TEXT PROVIDED:

Village
Village

Reputation: 24463

How to delete duplicate lines while ignoring particular characters?

I need to remove all of the duplicate lines from a file, but ignoring all appearances of these characters:

(),、“”。!?#

As an example, these two lines would be considered duplicates, so one of them would be deleted:

“This is a line。“
This is a line

Similarly, these three lines would be considered duplicates, and only one would remain:

This is another line、 with more words。
“This is another line with more words。”
This is another line! with more words!

How can I delete all of the duplicate lines in a file, while ignoring some characters?

Upvotes: 1

Views: 210

Answers (2)

Ashley
Ashley

Reputation: 4335

This is an approach. You collect them into arrays keyed on a normalized version. Normalized here means remove all the chars you don’t want and squash spaces too. Then it picks the shortest version to print/keep. That heuristic—which to keep—wasn’t really specified so season to taste. Code is a bit terse for production so you might flesh it out for clarity.

SUPPLIED DATA:
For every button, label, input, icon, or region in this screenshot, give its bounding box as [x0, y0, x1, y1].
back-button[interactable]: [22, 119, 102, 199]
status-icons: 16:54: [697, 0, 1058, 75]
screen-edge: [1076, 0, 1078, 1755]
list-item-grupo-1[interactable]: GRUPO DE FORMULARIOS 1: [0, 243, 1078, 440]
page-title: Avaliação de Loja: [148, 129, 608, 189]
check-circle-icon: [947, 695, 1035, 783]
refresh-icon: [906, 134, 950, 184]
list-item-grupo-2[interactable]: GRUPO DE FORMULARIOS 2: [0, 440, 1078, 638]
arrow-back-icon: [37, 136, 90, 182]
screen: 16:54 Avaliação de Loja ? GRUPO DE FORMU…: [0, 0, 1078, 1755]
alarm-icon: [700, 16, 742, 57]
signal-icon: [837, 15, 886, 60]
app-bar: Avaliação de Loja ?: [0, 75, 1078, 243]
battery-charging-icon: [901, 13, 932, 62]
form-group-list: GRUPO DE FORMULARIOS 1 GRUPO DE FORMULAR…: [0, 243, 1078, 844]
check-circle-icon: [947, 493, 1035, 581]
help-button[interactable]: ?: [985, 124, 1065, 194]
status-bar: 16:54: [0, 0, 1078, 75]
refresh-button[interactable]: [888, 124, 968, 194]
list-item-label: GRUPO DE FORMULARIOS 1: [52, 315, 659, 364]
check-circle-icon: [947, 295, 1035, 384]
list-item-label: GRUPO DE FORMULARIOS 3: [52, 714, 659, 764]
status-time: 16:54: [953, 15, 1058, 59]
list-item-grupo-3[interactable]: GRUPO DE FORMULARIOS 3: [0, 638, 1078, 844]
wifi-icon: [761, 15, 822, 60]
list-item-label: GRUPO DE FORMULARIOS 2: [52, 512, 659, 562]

BRIEF 1: Please put the rows, from the start through the line containing "page-title: Avaliação de", into a numbered list, leaving out any blank lines.
BRIEF 2: Continue the thread about removing duplicate lines from the point where it stops.

RIGHT ANSWER 1:
1. For every button, label, input, icon, or region in this screenshot, give its bounding box as [x0, y0, x1, y1].
2. back-button[interactable]: [22, 119, 102, 199]
3. status-icons: 16:54: [697, 0, 1058, 75]
4. screen-edge: [1076, 0, 1078, 1755]
5. list-item-grupo-1[interactable]: GRUPO DE FORMULARIOS 1: [0, 243, 1078, 440]
6. page-title: Avaliação de Loja: [148, 129, 608, 189]

RIGHT ANSWER 2:
use utf8;
use strictures;
use open qw/ :std :utf8 /;

my %tree;
while (my $original = <DATA>) {
    chomp $original;
    ( my $normalized = $original ) =~ tr/ (),、“”。!?#/ /sd;
    push @{$tree{$normalized}}, $original;
    #print "O:",$original, $/;                                                                                                                    
    #print "N:",$normalized, $/;                                                                                                                  
}

@{$_} = sort { length $a <=> length $b } @{$_} for values %tree;

print $_->[0], $/ for values %tree;

__DATA__
“This is a line。“
This is a line
This  is   a line
This is another line、 with more words。
This is another line with more words
This is another line! with more words!

Yields–

This is another line with more words
This is a line

Upvotes: 1

fredtantini
fredtantini

Reputation: 16586

From your example, you could just delete your symbols, and then remove your duplicates.

For instance :

$ cat foo
«This is a line¡»
This is another line! with more words¡

Similarly, these three lines would be considered duplicates, and only one would remain:
This is a line

This is another line, with more words!
This is another line with more words

$ tr --delete '¡!«»,' < foo | awk '!a[$0]++'
This is a line
This is another line with more words

Similarly these three lines would be considered duplicates and only one would remain:

$

Seems to do the job.

Edit :

From your question, it seems like those symbol/punctuation mars do not matter. You should precise that.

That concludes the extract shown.